• [Short task]: Transcribe all the records exactly and omit any images they hold.

• [Collected data entries]:
--*--

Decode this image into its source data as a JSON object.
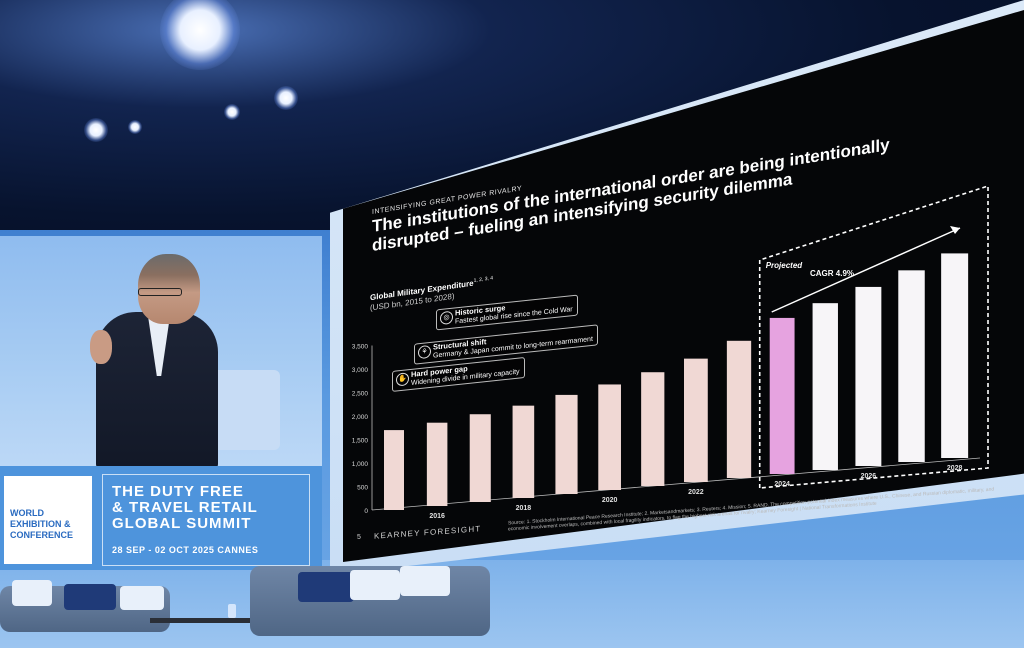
{
  "summit": {
    "logo_text": "WORLD\nEXHIBITION &\nCONFERENCE",
    "title": "THE DUTY FREE\n& TRAVEL RETAIL\nGLOBAL SUMMIT",
    "dates": "28 SEP - 02 OCT 2025 CANNES"
  },
  "slide": {
    "kicker": "INTENSIFYING GREAT POWER RIVALRY",
    "headline": "The institutions of the international order are being intentionally disrupted – fueling an intensifying security dilemma",
    "caption_title": "Global Military Expenditure",
    "caption_sup": "1, 2, 3, 4",
    "caption_sub": "(USD bn, 2015 to 2028)",
    "callouts": [
      {
        "title": "Historic surge",
        "text": "Fastest global rise since the Cold War",
        "icon": "globe-icon"
      },
      {
        "title": "Structural shift",
        "text": "Germany & Japan commit to long-term rearmament",
        "icon": "network-icon"
      },
      {
        "title": "Hard power gap",
        "text": "Widening divide in military capacity",
        "icon": "hand-icon"
      }
    ],
    "projected_label": "Projected",
    "cagr_label": "CAGR 4.9%",
    "footer_logo": "KEARNEY FORESIGHT",
    "page_number": "5",
    "source": "Source: 1. Stockholm International Peace Research Institute; 2. Marketsandmarkets; 3. Reuters; 4. Mission; 5. RAND. The competition-potential index measures where U.S., Chinese, and Russian diplomatic, military, and economic involvement overlaps, combined with local fragility indicators, to flag the highest-risk arenas for rivalry; Kearney Foresight | National Transformations Institute"
  },
  "chart_data": {
    "type": "bar",
    "title": "Global Military Expenditure",
    "subtitle": "(USD bn, 2015 to 2028)",
    "categories": [
      "2015",
      "2016",
      "2017",
      "2018",
      "2019",
      "2020",
      "2021",
      "2022",
      "2023",
      "2024",
      "2025",
      "2026",
      "2027",
      "2028"
    ],
    "x_tick_labels": [
      "2016",
      "2018",
      "2020",
      "2022",
      "2024",
      "2026",
      "2028"
    ],
    "values": [
      1700,
      1730,
      1780,
      1830,
      1920,
      2000,
      2110,
      2240,
      2440,
      2720,
      2850,
      3000,
      3150,
      3300
    ],
    "projected_from": "2024",
    "ylim": [
      0,
      3500
    ],
    "yticks": [
      "0",
      "500",
      "1,000",
      "1,500",
      "2,000",
      "2,500",
      "3,000",
      "3,500"
    ],
    "colors": {
      "historic": "#f0d8d4",
      "highlight": "#e6a3e0",
      "projected": "#f7f5f8"
    }
  },
  "colors": {
    "stage_blue": "#4e94dc",
    "screen_black": "#050608"
  }
}
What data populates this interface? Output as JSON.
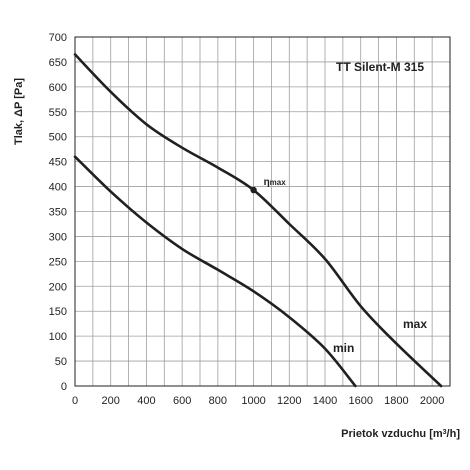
{
  "chart_data": {
    "type": "line",
    "title": "TT Silent-M 315",
    "xlabel": "Prietok vzduchu  [m³/h]",
    "ylabel": "Tlak, ΔP [Pa]",
    "xlim": [
      0,
      2100
    ],
    "ylim": [
      0,
      700
    ],
    "xticks": [
      0,
      200,
      400,
      600,
      800,
      1000,
      1200,
      1400,
      1600,
      1800,
      2000
    ],
    "yticks": [
      0,
      50,
      100,
      150,
      200,
      250,
      300,
      350,
      400,
      450,
      500,
      550,
      600,
      650,
      700
    ],
    "grid": true,
    "series": [
      {
        "name": "max",
        "x": [
          0,
          200,
          400,
          600,
          800,
          1000,
          1200,
          1400,
          1600,
          1800,
          2050
        ],
        "y": [
          665,
          590,
          525,
          478,
          438,
          393,
          325,
          255,
          160,
          85,
          0
        ]
      },
      {
        "name": "min",
        "x": [
          0,
          200,
          400,
          600,
          800,
          1000,
          1200,
          1400,
          1570
        ],
        "y": [
          460,
          390,
          328,
          275,
          233,
          190,
          138,
          75,
          0
        ]
      }
    ],
    "annotations": [
      {
        "text": "η",
        "sub": "max",
        "x": 1000,
        "y": 393
      }
    ]
  }
}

--*--

• [Answer for the task]:
Decode this image into its source data as a JSON object.
{
  "summit": {
    "logo_text": "WORLD\nEXHIBITION &\nCONFERENCE",
    "title": "THE DUTY FREE\n& TRAVEL RETAIL\nGLOBAL SUMMIT",
    "dates": "28 SEP - 02 OCT 2025 CANNES"
  },
  "slide": {
    "kicker": "INTENSIFYING GREAT POWER RIVALRY",
    "headline": "The institutions of the international order are being intentionally disrupted – fueling an intensifying security dilemma",
    "caption_title": "Global Military Expenditure",
    "caption_sup": "1, 2, 3, 4",
    "caption_sub": "(USD bn, 2015 to 2028)",
    "callouts": [
      {
        "title": "Historic surge",
        "text": "Fastest global rise since the Cold War",
        "icon": "globe-icon"
      },
      {
        "title": "Structural shift",
        "text": "Germany & Japan commit to long-term rearmament",
        "icon": "network-icon"
      },
      {
        "title": "Hard power gap",
        "text": "Widening divide in military capacity",
        "icon": "hand-icon"
      }
    ],
    "projected_label": "Projected",
    "cagr_label": "CAGR 4.9%",
    "footer_logo": "KEARNEY FORESIGHT",
    "page_number": "5",
    "source": "Source: 1. Stockholm International Peace Research Institute; 2. Marketsandmarkets; 3. Reuters; 4. Mission; 5. RAND. The competition-potential index measures where U.S., Chinese, and Russian diplomatic, military, and economic involvement overlaps, combined with local fragility indicators, to flag the highest-risk arenas for rivalry; Kearney Foresight | National Transformations Institute"
  },
  "chart_data": {
    "type": "bar",
    "title": "Global Military Expenditure",
    "subtitle": "(USD bn, 2015 to 2028)",
    "categories": [
      "2015",
      "2016",
      "2017",
      "2018",
      "2019",
      "2020",
      "2021",
      "2022",
      "2023",
      "2024",
      "2025",
      "2026",
      "2027",
      "2028"
    ],
    "x_tick_labels": [
      "2016",
      "2018",
      "2020",
      "2022",
      "2024",
      "2026",
      "2028"
    ],
    "values": [
      1700,
      1730,
      1780,
      1830,
      1920,
      2000,
      2110,
      2240,
      2440,
      2720,
      2850,
      3000,
      3150,
      3300
    ],
    "projected_from": "2024",
    "ylim": [
      0,
      3500
    ],
    "yticks": [
      "0",
      "500",
      "1,000",
      "1,500",
      "2,000",
      "2,500",
      "3,000",
      "3,500"
    ],
    "colors": {
      "historic": "#f0d8d4",
      "highlight": "#e6a3e0",
      "projected": "#f7f5f8"
    }
  },
  "colors": {
    "stage_blue": "#4e94dc",
    "screen_black": "#050608"
  }
}
What data populates this interface? Output as JSON.
{
  "chart_data": {
    "type": "line",
    "title": "TT Silent-M 315",
    "xlabel": "Prietok vzduchu  [m³/h]",
    "ylabel": "Tlak, ΔP [Pa]",
    "xlim": [
      0,
      2100
    ],
    "ylim": [
      0,
      700
    ],
    "xticks": [
      0,
      200,
      400,
      600,
      800,
      1000,
      1200,
      1400,
      1600,
      1800,
      2000
    ],
    "yticks": [
      0,
      50,
      100,
      150,
      200,
      250,
      300,
      350,
      400,
      450,
      500,
      550,
      600,
      650,
      700
    ],
    "grid": true,
    "series": [
      {
        "name": "max",
        "x": [
          0,
          200,
          400,
          600,
          800,
          1000,
          1200,
          1400,
          1600,
          1800,
          2050
        ],
        "y": [
          665,
          590,
          525,
          478,
          438,
          393,
          325,
          255,
          160,
          85,
          0
        ]
      },
      {
        "name": "min",
        "x": [
          0,
          200,
          400,
          600,
          800,
          1000,
          1200,
          1400,
          1570
        ],
        "y": [
          460,
          390,
          328,
          275,
          233,
          190,
          138,
          75,
          0
        ]
      }
    ],
    "annotations": [
      {
        "text": "η",
        "sub": "max",
        "x": 1000,
        "y": 393
      }
    ]
  }
}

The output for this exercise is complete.